* INFORMATION SUPPLIED:
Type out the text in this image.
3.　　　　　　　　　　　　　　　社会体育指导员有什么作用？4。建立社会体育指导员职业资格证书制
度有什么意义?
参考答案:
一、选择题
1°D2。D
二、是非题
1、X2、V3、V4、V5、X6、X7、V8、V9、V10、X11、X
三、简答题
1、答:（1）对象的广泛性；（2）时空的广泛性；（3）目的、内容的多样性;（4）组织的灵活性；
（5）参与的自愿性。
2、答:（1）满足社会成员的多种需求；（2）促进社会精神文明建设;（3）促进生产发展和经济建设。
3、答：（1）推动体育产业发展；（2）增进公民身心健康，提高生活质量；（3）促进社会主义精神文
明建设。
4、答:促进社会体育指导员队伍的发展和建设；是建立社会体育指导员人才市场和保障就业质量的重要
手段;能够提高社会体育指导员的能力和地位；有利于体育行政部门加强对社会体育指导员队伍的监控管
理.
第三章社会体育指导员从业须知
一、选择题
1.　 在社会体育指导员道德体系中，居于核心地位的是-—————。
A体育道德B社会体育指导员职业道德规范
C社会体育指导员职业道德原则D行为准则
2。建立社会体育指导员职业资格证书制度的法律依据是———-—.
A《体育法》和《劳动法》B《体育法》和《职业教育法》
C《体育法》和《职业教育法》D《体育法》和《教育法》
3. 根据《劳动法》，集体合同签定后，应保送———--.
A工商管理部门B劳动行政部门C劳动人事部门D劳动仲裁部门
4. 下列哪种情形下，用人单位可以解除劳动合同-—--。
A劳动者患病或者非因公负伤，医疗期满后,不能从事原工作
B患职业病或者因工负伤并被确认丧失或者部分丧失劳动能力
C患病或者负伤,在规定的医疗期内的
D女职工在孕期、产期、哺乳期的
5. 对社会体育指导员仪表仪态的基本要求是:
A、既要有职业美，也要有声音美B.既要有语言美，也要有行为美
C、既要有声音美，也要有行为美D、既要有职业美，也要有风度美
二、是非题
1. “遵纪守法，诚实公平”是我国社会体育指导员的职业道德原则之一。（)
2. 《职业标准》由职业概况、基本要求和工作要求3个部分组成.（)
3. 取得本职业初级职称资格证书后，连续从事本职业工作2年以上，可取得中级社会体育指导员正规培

* WRITTEN INSTRUCTION:
Quote every entry exactly.

* WRITTEN ANSWER:
Type out the text in this image.
3.　　　　　　　　　　　　　　　社会体育指导员有什么作用？4。建立社会体育指导员职业资格证书制
度有什么意义?
参考答案:
一、选择题
1°D2。D
二、是非题
1、X2、V3、V4、V5、X6、X7、V8、V9、V10、X11、X
三、简答题
1、答:（1）对象的广泛性；（2）时空的广泛性；（3）目的、内容的多样性;（4）组织的灵活性；
（5）参与的自愿性。
2、答:（1）满足社会成员的多种需求；（2）促进社会精神文明建设;（3）促进生产发展和经济建设。
3、答：（1）推动体育产业发展；（2）增进公民身心健康，提高生活质量；（3）促进社会主义精神文
明建设。
4、答:促进社会体育指导员队伍的发展和建设；是建立社会体育指导员人才市场和保障就业质量的重要
手段;能够提高社会体育指导员的能力和地位；有利于体育行政部门加强对社会体育指导员队伍的监控管
理.
第三章社会体育指导员从业须知
一、选择题
1.　 在社会体育指导员道德体系中，居于核心地位的是-—————。
A体育道德B社会体育指导员职业道德规范
C社会体育指导员职业道德原则D行为准则
2。建立社会体育指导员职业资格证书制度的法律依据是———-—.
A《体育法》和《劳动法》B《体育法》和《职业教育法》
C《体育法》和《职业教育法》D《体育法》和《教育法》
3. 根据《劳动法》，集体合同签定后，应保送———--.
A工商管理部门B劳动行政部门C劳动人事部门D劳动仲裁部门
4. 下列哪种情形下，用人单位可以解除劳动合同-—--。
A劳动者患病或者非因公负伤，医疗期满后,不能从事原工作
B患职业病或者因工负伤并被确认丧失或者部分丧失劳动能力
C患病或者负伤,在规定的医疗期内的
D女职工在孕期、产期、哺乳期的
5. 对社会体育指导员仪表仪态的基本要求是:
A、既要有职业美，也要有声音美B.既要有语言美，也要有行为美
C、既要有声音美，也要有行为美D、既要有职业美，也要有风度美
二、是非题
1. “遵纪守法，诚实公平”是我国社会体育指导员的职业道德原则之一。（)
2. 《职业标准》由职业概况、基本要求和工作要求3个部分组成.（)
3. 取得本职业初级职称资格证书后，连续从事本职业工作2年以上，可取得中级社会体育指导员正规培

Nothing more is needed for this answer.